Extracted data entries
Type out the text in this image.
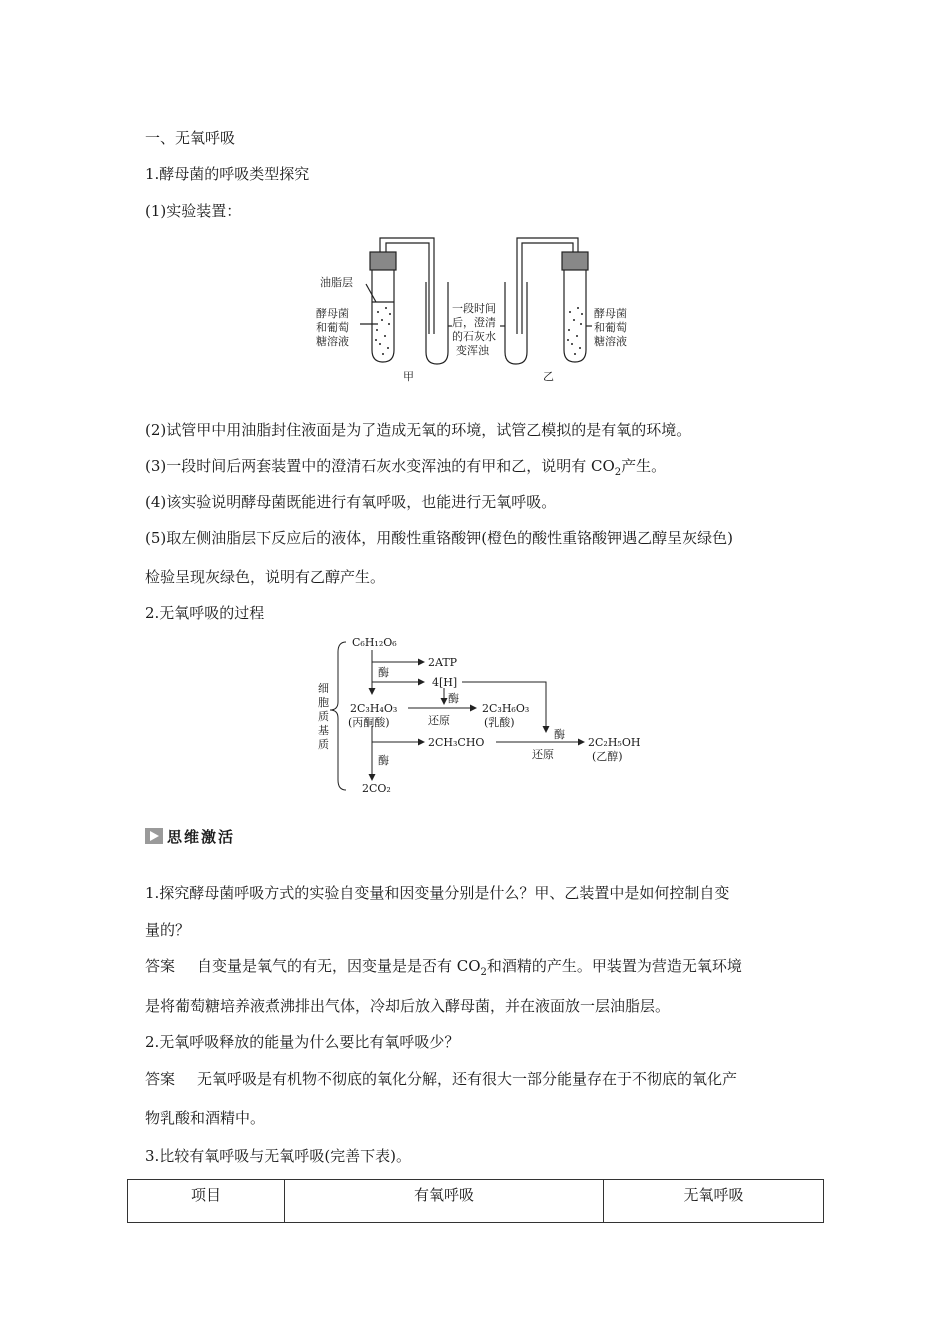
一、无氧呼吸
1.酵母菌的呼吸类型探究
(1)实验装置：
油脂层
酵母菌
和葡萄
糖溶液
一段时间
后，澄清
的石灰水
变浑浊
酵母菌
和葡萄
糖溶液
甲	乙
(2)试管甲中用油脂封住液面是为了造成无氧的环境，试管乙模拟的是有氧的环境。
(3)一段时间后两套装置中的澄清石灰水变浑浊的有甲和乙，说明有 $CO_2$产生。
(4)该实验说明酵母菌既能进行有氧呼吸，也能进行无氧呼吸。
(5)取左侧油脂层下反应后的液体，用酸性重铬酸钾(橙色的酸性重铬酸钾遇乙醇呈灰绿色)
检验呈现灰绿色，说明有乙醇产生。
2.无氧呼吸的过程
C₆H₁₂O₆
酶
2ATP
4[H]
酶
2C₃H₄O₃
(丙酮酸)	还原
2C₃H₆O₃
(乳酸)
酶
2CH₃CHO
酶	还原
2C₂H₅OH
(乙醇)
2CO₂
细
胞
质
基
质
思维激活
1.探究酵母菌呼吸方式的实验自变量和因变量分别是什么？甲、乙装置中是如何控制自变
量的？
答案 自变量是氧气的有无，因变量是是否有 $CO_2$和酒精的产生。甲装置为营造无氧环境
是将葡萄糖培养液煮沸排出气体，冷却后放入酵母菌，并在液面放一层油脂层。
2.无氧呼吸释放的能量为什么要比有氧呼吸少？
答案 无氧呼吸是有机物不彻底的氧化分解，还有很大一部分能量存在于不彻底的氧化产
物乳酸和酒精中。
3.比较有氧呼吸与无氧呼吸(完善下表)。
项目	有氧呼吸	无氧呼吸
--
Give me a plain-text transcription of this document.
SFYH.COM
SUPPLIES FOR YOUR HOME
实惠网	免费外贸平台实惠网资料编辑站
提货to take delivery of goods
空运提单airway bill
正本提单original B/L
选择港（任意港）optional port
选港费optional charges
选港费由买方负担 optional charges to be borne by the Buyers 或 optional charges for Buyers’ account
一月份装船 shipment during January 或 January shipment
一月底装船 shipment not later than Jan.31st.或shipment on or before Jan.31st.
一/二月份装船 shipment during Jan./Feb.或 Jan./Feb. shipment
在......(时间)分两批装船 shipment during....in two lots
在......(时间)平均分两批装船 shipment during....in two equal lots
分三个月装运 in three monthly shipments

§ **Exercise requirements**: List each line of the entries that holds the string "during".

§ **The output**:
一月份装船 shipment during January 或 January shipment
一/二月份装船 shipment during Jan./Feb.或 Jan./Feb. shipment
在......(时间)分两批装船 shipment during....in two lots
在......(时间)平均分两批装船 shipment during....in two equal lots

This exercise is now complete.